(Set task)
Reproduce the lines below without any change, leaving out the pictures.

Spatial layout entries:
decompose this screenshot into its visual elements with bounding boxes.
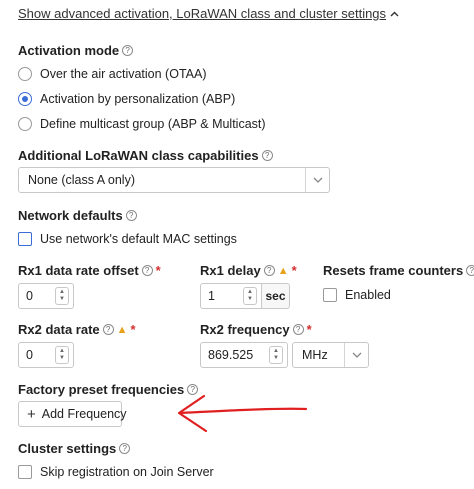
class-capabilities-label: Additional LoRaWAN class capabilities xyxy=(18,148,259,163)
network-defaults-checkbox-label: Use network's default MAC settings xyxy=(40,232,237,246)
rx2-frequency-unit-select[interactable]: MHz xyxy=(292,342,369,368)
required-marker: * xyxy=(291,263,297,278)
resets-frame-counters-heading: Resets frame counters ? xyxy=(323,263,474,278)
radio-multicast-control[interactable] xyxy=(18,117,32,131)
rx1-offset-input[interactable]: 0 ▲ ▼ xyxy=(18,283,74,309)
rx1-delay-input[interactable]: 1 ▲ ▼ xyxy=(200,283,262,309)
rx2-frequency-heading: Rx2 frequency ? * xyxy=(200,322,312,337)
required-marker: * xyxy=(306,322,312,337)
advanced-settings-toggle-label: Show advanced activation, LoRaWAN class … xyxy=(18,6,387,21)
radio-abp-control[interactable] xyxy=(18,92,32,106)
chevron-up-icon xyxy=(390,8,399,20)
rx2-data-rate-input[interactable]: 0 ▲ ▼ xyxy=(18,342,74,368)
radio-otaa-control[interactable] xyxy=(18,67,32,81)
add-frequency-label: Add Frequency xyxy=(41,407,127,421)
rx2-frequency-input[interactable]: 869.525 ▲ ▼ xyxy=(200,342,288,368)
radio-multicast[interactable]: Define multicast group (ABP & Multicast) xyxy=(18,117,266,131)
required-marker: * xyxy=(130,322,136,337)
rx1-delay-unit: sec xyxy=(262,283,290,309)
class-capabilities-select[interactable]: None (class A only) xyxy=(18,167,330,193)
help-icon[interactable]: ? xyxy=(125,210,137,221)
help-icon[interactable]: ? xyxy=(141,265,153,276)
plus-icon: + xyxy=(27,405,36,423)
help-icon[interactable]: ? xyxy=(102,324,114,335)
help-icon[interactable]: ? xyxy=(119,443,131,454)
rx1-offset-label: Rx1 data rate offset xyxy=(18,263,139,278)
add-frequency-button[interactable]: + Add Frequency xyxy=(18,401,127,427)
radio-otaa-label: Over the air activation (OTAA) xyxy=(40,67,207,81)
activation-mode-heading: Activation mode ? xyxy=(18,43,134,58)
help-icon[interactable]: ? xyxy=(466,265,474,276)
skip-join-server-label: Skip registration on Join Server xyxy=(40,465,214,479)
stepper-icon[interactable]: ▲ ▼ xyxy=(269,346,283,364)
network-defaults-checkbox-row[interactable]: Use network's default MAC settings xyxy=(18,232,237,246)
rx2-data-rate-label: Rx2 data rate xyxy=(18,322,100,337)
network-defaults-label: Network defaults xyxy=(18,208,123,223)
rx1-delay-heading: Rx1 delay ? ▲ * xyxy=(200,263,297,278)
resets-frame-counters-label: Resets frame counters xyxy=(323,263,464,278)
rx2-frequency-unit: MHz xyxy=(302,348,328,362)
resets-frame-counters-checkbox[interactable] xyxy=(323,288,337,302)
chevron-down-icon xyxy=(344,343,368,367)
rx2-frequency-label: Rx2 frequency xyxy=(200,322,290,337)
rx2-frequency-value: 869.525 xyxy=(208,348,254,362)
stepper-icon[interactable]: ▲ ▼ xyxy=(55,346,69,364)
stepper-icon[interactable]: ▲ ▼ xyxy=(55,287,69,305)
rx1-offset-value: 0 xyxy=(26,289,33,303)
help-icon[interactable]: ? xyxy=(122,45,134,56)
network-defaults-checkbox[interactable] xyxy=(18,232,32,246)
rx1-delay-value: 1 xyxy=(208,289,215,303)
class-capabilities-heading: Additional LoRaWAN class capabilities ? xyxy=(18,148,273,163)
cluster-settings-label: Cluster settings xyxy=(18,441,117,456)
warning-icon: ▲ xyxy=(116,323,128,336)
help-icon[interactable]: ? xyxy=(261,150,273,161)
skip-join-server-checkbox[interactable] xyxy=(18,465,32,479)
cluster-settings-heading: Cluster settings ? xyxy=(18,441,131,456)
cluster-settings-checkbox-row[interactable]: Skip registration on Join Server xyxy=(18,465,214,479)
factory-presets-label: Factory preset frequencies xyxy=(18,382,185,397)
required-marker: * xyxy=(155,263,161,278)
activation-mode-label: Activation mode xyxy=(18,43,120,58)
help-icon[interactable]: ? xyxy=(292,324,304,335)
class-capabilities-value: None (class A only) xyxy=(28,173,135,187)
resets-frame-counters-checkbox-label: Enabled xyxy=(345,288,391,302)
radio-otaa[interactable]: Over the air activation (OTAA) xyxy=(18,67,207,81)
radio-abp-label: Activation by personalization (ABP) xyxy=(40,92,236,106)
radio-multicast-label: Define multicast group (ABP & Multicast) xyxy=(40,117,266,131)
network-defaults-heading: Network defaults ? xyxy=(18,208,137,223)
rx2-data-rate-heading: Rx2 data rate ? ▲ * xyxy=(18,322,136,337)
rx2-data-rate-value: 0 xyxy=(26,348,33,362)
help-icon[interactable]: ? xyxy=(263,265,275,276)
warning-icon: ▲ xyxy=(277,264,289,277)
chevron-down-icon xyxy=(305,168,329,192)
advanced-settings-toggle[interactable]: Show advanced activation, LoRaWAN class … xyxy=(18,6,399,21)
rx1-delay-label: Rx1 delay xyxy=(200,263,261,278)
radio-abp[interactable]: Activation by personalization (ABP) xyxy=(18,92,235,106)
annotation-arrow-icon xyxy=(177,394,308,433)
resets-frame-counters-row[interactable]: Enabled xyxy=(323,288,391,302)
rx1-offset-heading: Rx1 data rate offset ? * xyxy=(18,263,161,278)
stepper-icon[interactable]: ▲ ▼ xyxy=(243,287,257,305)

(Answer to this exercise)
decompose this screenshot into its visual elements with bounding boxes.
class-capabilities-label: Additional LoRaWAN class capabilities xyxy=(18,148,259,163)
network-defaults-checkbox-label: Use network's default MAC settings xyxy=(40,232,237,246)
rx2-frequency-unit-select[interactable]: MHz xyxy=(292,342,369,368)
required-marker: * xyxy=(291,263,297,278)
resets-frame-counters-heading: Resets frame counters ? xyxy=(323,263,474,278)
radio-multicast-control[interactable] xyxy=(18,117,32,131)
rx1-offset-input[interactable]: 0 ▲ ▼ xyxy=(18,283,74,309)
rx1-delay-input[interactable]: 1 ▲ ▼ xyxy=(200,283,262,309)
rx2-frequency-heading: Rx2 frequency ? * xyxy=(200,322,312,337)
required-marker: * xyxy=(306,322,312,337)
advanced-settings-toggle-label: Show advanced activation, LoRaWAN class … xyxy=(18,6,387,21)
radio-abp-control[interactable] xyxy=(18,92,32,106)
chevron-up-icon xyxy=(390,8,399,20)
rx2-data-rate-input[interactable]: 0 ▲ ▼ xyxy=(18,342,74,368)
radio-otaa-control[interactable] xyxy=(18,67,32,81)
add-frequency-label: Add Frequency xyxy=(41,407,127,421)
rx2-frequency-input[interactable]: 869.525 ▲ ▼ xyxy=(200,342,288,368)
radio-multicast[interactable]: Define multicast group (ABP & Multicast) xyxy=(18,117,266,131)
required-marker: * xyxy=(130,322,136,337)
rx1-delay-unit: sec xyxy=(262,283,290,309)
class-capabilities-select[interactable]: None (class A only) xyxy=(18,167,330,193)
help-icon[interactable]: ? xyxy=(125,210,137,221)
help-icon[interactable]: ? xyxy=(141,265,153,276)
plus-icon: + xyxy=(27,405,36,423)
help-icon[interactable]: ? xyxy=(102,324,114,335)
help-icon[interactable]: ? xyxy=(119,443,131,454)
rx1-offset-label: Rx1 data rate offset xyxy=(18,263,139,278)
add-frequency-button[interactable]: + Add Frequency xyxy=(18,401,127,427)
radio-otaa-label: Over the air activation (OTAA) xyxy=(40,67,207,81)
activation-mode-heading: Activation mode ? xyxy=(18,43,134,58)
help-icon[interactable]: ? xyxy=(466,265,474,276)
skip-join-server-label: Skip registration on Join Server xyxy=(40,465,214,479)
stepper-icon[interactable]: ▲ ▼ xyxy=(269,346,283,364)
network-defaults-checkbox-row[interactable]: Use network's default MAC settings xyxy=(18,232,237,246)
rx2-data-rate-label: Rx2 data rate xyxy=(18,322,100,337)
network-defaults-label: Network defaults xyxy=(18,208,123,223)
rx1-delay-heading: Rx1 delay ? ▲ * xyxy=(200,263,297,278)
resets-frame-counters-label: Resets frame counters xyxy=(323,263,464,278)
rx2-frequency-unit: MHz xyxy=(302,348,328,362)
resets-frame-counters-checkbox[interactable] xyxy=(323,288,337,302)
chevron-down-icon xyxy=(344,343,368,367)
rx2-frequency-label: Rx2 frequency xyxy=(200,322,290,337)
rx2-frequency-value: 869.525 xyxy=(208,348,254,362)
stepper-icon[interactable]: ▲ ▼ xyxy=(55,346,69,364)
stepper-icon[interactable]: ▲ ▼ xyxy=(55,287,69,305)
rx1-offset-value: 0 xyxy=(26,289,33,303)
help-icon[interactable]: ? xyxy=(122,45,134,56)
network-defaults-checkbox[interactable] xyxy=(18,232,32,246)
rx1-delay-value: 1 xyxy=(208,289,215,303)
class-capabilities-heading: Additional LoRaWAN class capabilities ? xyxy=(18,148,273,163)
cluster-settings-label: Cluster settings xyxy=(18,441,117,456)
warning-icon: ▲ xyxy=(116,323,128,336)
help-icon[interactable]: ? xyxy=(261,150,273,161)
skip-join-server-checkbox[interactable] xyxy=(18,465,32,479)
cluster-settings-heading: Cluster settings ? xyxy=(18,441,131,456)
cluster-settings-checkbox-row[interactable]: Skip registration on Join Server xyxy=(18,465,214,479)
factory-presets-label: Factory preset frequencies xyxy=(18,382,185,397)
required-marker: * xyxy=(155,263,161,278)
activation-mode-label: Activation mode xyxy=(18,43,120,58)
help-icon[interactable]: ? xyxy=(292,324,304,335)
class-capabilities-value: None (class A only) xyxy=(28,173,135,187)
resets-frame-counters-checkbox-label: Enabled xyxy=(345,288,391,302)
radio-otaa[interactable]: Over the air activation (OTAA) xyxy=(18,67,207,81)
radio-abp-label: Activation by personalization (ABP) xyxy=(40,92,236,106)
radio-multicast-label: Define multicast group (ABP & Multicast) xyxy=(40,117,266,131)
network-defaults-heading: Network defaults ? xyxy=(18,208,137,223)
rx2-data-rate-heading: Rx2 data rate ? ▲ * xyxy=(18,322,136,337)
rx2-data-rate-value: 0 xyxy=(26,348,33,362)
help-icon[interactable]: ? xyxy=(263,265,275,276)
warning-icon: ▲ xyxy=(277,264,289,277)
chevron-down-icon xyxy=(305,168,329,192)
advanced-settings-toggle[interactable]: Show advanced activation, LoRaWAN class … xyxy=(18,6,399,21)
rx1-delay-label: Rx1 delay xyxy=(200,263,261,278)
radio-abp[interactable]: Activation by personalization (ABP) xyxy=(18,92,235,106)
annotation-arrow-icon xyxy=(177,394,308,433)
resets-frame-counters-row[interactable]: Enabled xyxy=(323,288,391,302)
rx1-offset-heading: Rx1 data rate offset ? * xyxy=(18,263,161,278)
stepper-icon[interactable]: ▲ ▼ xyxy=(243,287,257,305)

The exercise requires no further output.